§ Supplied material:

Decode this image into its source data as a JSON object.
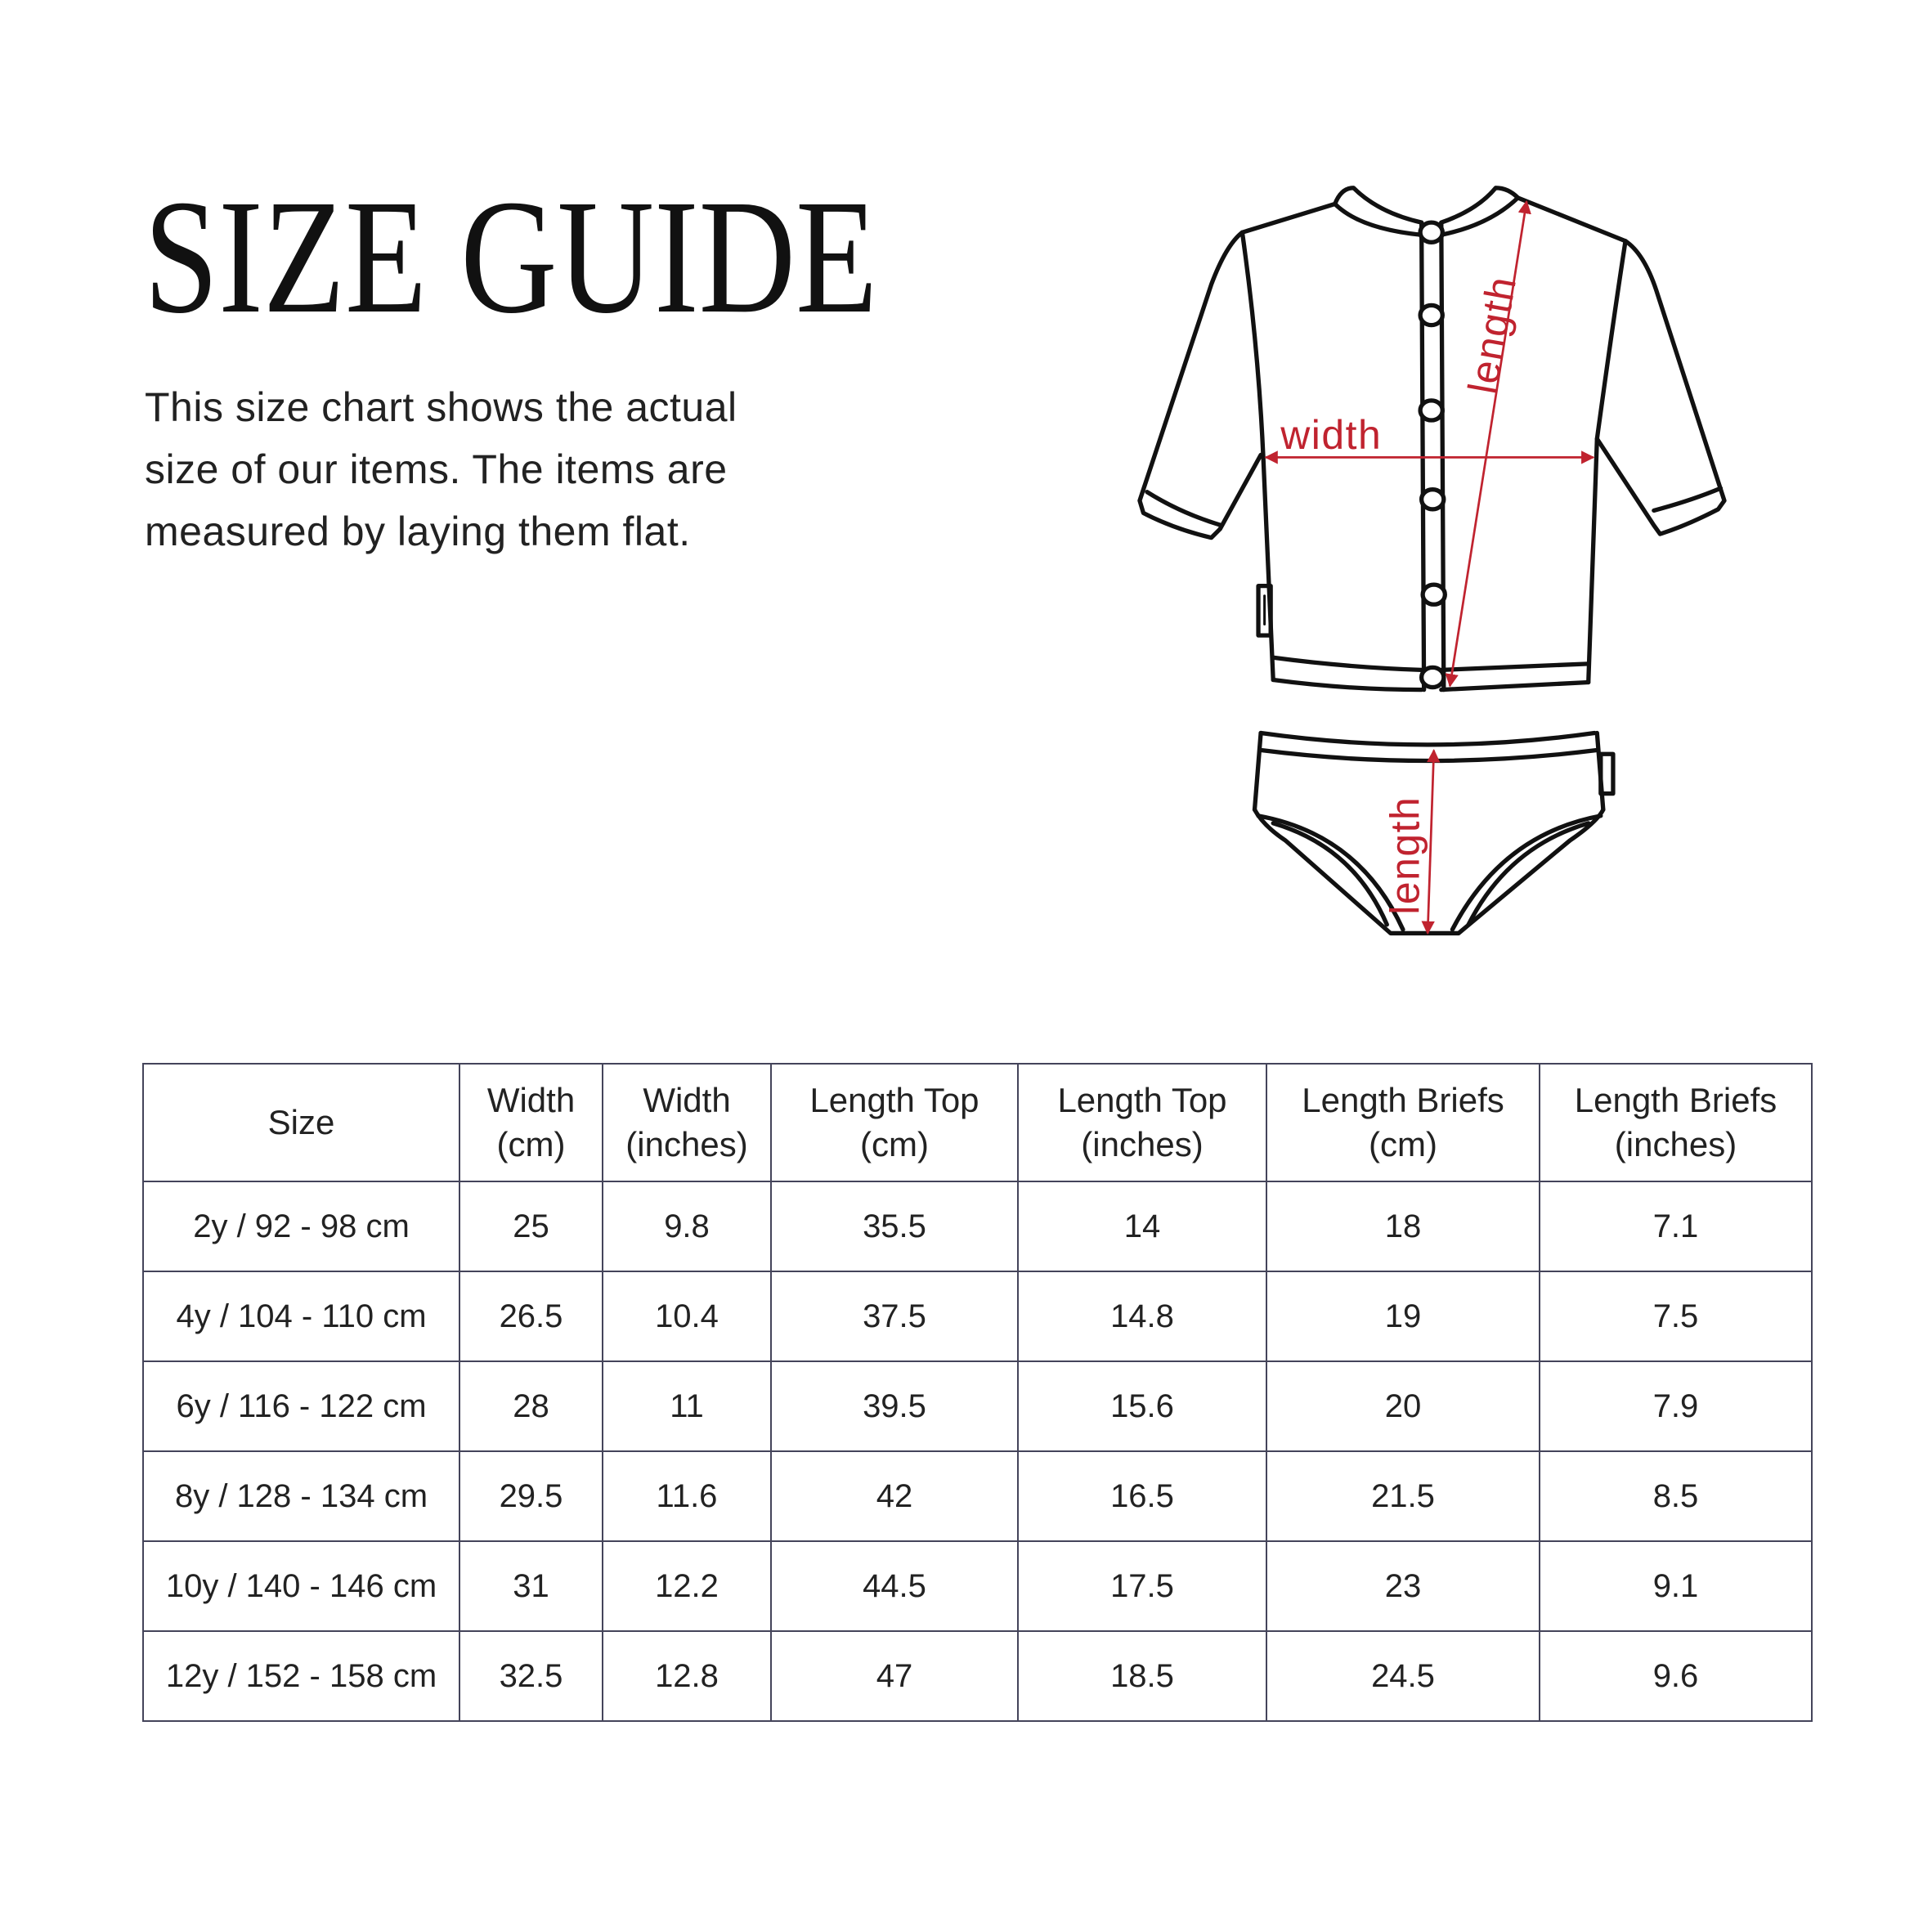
{
  "title": "SIZE GUIDE",
  "intro_lines": [
    "This size chart shows the actual",
    "size of our items. The items are",
    "measured by laying them flat."
  ],
  "illustration": {
    "width_label": "width",
    "length_top_label": "length",
    "length_briefs_label": "length",
    "accent_color": "#c0232f"
  },
  "table": {
    "headers": [
      [
        "Size",
        ""
      ],
      [
        "Width",
        "(cm)"
      ],
      [
        "Width",
        "(inches)"
      ],
      [
        "Length Top",
        "(cm)"
      ],
      [
        "Length Top",
        "(inches)"
      ],
      [
        "Length Briefs",
        "(cm)"
      ],
      [
        "Length Briefs",
        "(inches)"
      ]
    ],
    "rows": [
      [
        "2y / 92 - 98 cm",
        "25",
        "9.8",
        "35.5",
        "14",
        "18",
        "7.1"
      ],
      [
        "4y / 104 - 110 cm",
        "26.5",
        "10.4",
        "37.5",
        "14.8",
        "19",
        "7.5"
      ],
      [
        "6y / 116 - 122 cm",
        "28",
        "11",
        "39.5",
        "15.6",
        "20",
        "7.9"
      ],
      [
        "8y / 128 - 134 cm",
        "29.5",
        "11.6",
        "42",
        "16.5",
        "21.5",
        "8.5"
      ],
      [
        "10y / 140 - 146 cm",
        "31",
        "12.2",
        "44.5",
        "17.5",
        "23",
        "9.1"
      ],
      [
        "12y / 152 - 158 cm",
        "32.5",
        "12.8",
        "47",
        "18.5",
        "24.5",
        "9.6"
      ]
    ]
  }
}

§ Exercise instructions:
The records shown above are to be repeated exactly, with the pictures left out.

§ Correct result:
Decode this image into its source data as a JSON object.
{
  "title": "SIZE GUIDE",
  "intro_lines": [
    "This size chart shows the actual",
    "size of our items. The items are",
    "measured by laying them flat."
  ],
  "illustration": {
    "width_label": "width",
    "length_top_label": "length",
    "length_briefs_label": "length",
    "accent_color": "#c0232f"
  },
  "table": {
    "headers": [
      [
        "Size",
        ""
      ],
      [
        "Width",
        "(cm)"
      ],
      [
        "Width",
        "(inches)"
      ],
      [
        "Length Top",
        "(cm)"
      ],
      [
        "Length Top",
        "(inches)"
      ],
      [
        "Length Briefs",
        "(cm)"
      ],
      [
        "Length Briefs",
        "(inches)"
      ]
    ],
    "rows": [
      [
        "2y / 92 - 98 cm",
        "25",
        "9.8",
        "35.5",
        "14",
        "18",
        "7.1"
      ],
      [
        "4y / 104 - 110 cm",
        "26.5",
        "10.4",
        "37.5",
        "14.8",
        "19",
        "7.5"
      ],
      [
        "6y / 116 - 122 cm",
        "28",
        "11",
        "39.5",
        "15.6",
        "20",
        "7.9"
      ],
      [
        "8y / 128 - 134 cm",
        "29.5",
        "11.6",
        "42",
        "16.5",
        "21.5",
        "8.5"
      ],
      [
        "10y / 140 - 146 cm",
        "31",
        "12.2",
        "44.5",
        "17.5",
        "23",
        "9.1"
      ],
      [
        "12y / 152 - 158 cm",
        "32.5",
        "12.8",
        "47",
        "18.5",
        "24.5",
        "9.6"
      ]
    ]
  }
}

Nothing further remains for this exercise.